Check each line of the material below for "zero", then copy the ones that contain it.
:: LISTED RECORDS
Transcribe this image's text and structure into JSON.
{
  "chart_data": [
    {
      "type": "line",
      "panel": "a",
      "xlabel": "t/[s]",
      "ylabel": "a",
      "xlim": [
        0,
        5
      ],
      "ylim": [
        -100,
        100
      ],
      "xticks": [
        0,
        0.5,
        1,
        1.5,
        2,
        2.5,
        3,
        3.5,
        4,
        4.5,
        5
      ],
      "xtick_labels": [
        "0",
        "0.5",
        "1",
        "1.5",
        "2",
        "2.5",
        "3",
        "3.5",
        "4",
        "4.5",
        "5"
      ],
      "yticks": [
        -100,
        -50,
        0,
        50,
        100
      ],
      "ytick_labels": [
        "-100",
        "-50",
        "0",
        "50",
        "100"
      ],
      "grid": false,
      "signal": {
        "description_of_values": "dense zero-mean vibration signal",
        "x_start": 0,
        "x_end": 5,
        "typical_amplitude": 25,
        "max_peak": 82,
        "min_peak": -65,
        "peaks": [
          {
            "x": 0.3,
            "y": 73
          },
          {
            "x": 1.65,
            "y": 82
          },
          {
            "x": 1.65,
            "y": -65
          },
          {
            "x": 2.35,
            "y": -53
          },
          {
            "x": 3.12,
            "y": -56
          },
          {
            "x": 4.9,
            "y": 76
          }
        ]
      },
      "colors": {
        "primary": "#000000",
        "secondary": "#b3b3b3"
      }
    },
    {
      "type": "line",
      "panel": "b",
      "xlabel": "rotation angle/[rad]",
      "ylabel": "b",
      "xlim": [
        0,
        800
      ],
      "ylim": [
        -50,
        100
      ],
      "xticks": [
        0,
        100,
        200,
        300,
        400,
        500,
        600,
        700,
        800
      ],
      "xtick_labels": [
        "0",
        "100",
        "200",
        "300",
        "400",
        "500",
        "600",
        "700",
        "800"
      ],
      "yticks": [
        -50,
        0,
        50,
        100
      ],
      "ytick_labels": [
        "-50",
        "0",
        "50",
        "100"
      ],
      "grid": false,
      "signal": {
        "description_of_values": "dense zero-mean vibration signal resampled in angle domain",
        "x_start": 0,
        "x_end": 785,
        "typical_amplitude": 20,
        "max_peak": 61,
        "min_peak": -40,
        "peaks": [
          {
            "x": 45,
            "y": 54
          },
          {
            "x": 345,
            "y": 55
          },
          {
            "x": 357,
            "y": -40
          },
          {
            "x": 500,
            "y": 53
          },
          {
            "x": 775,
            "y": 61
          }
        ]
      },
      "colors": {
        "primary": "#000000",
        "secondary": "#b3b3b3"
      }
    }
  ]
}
::::
» TASK SOLUTION:
        "description_of_values": "dense zero-mean vibration signal",
        "description_of_values": "dense zero-mean vibration signal resampled in angle domain",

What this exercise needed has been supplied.